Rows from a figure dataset
>> Begin

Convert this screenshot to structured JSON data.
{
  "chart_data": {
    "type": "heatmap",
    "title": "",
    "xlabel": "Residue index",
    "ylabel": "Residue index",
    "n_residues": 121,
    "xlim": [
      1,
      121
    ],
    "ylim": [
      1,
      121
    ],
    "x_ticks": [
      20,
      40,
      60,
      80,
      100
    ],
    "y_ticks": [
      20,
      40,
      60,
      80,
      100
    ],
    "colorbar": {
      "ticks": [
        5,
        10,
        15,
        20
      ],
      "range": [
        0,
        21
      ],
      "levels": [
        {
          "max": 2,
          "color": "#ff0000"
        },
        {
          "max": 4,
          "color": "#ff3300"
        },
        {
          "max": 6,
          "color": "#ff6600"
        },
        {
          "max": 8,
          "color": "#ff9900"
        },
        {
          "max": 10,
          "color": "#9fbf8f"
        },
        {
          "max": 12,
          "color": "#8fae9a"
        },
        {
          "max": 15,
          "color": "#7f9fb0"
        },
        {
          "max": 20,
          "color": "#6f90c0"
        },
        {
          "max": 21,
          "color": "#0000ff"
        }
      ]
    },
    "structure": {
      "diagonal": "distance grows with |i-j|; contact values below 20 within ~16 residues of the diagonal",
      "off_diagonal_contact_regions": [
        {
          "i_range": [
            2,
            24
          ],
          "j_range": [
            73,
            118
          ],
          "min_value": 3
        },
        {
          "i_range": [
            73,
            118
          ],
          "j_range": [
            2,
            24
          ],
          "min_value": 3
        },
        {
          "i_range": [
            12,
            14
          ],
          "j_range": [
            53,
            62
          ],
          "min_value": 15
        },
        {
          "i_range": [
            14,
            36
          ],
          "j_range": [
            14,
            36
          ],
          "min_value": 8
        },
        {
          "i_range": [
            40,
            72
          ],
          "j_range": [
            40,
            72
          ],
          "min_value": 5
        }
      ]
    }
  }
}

>> End

Find every line of the data that holds the string "index", then say how many there are and nothing else.

2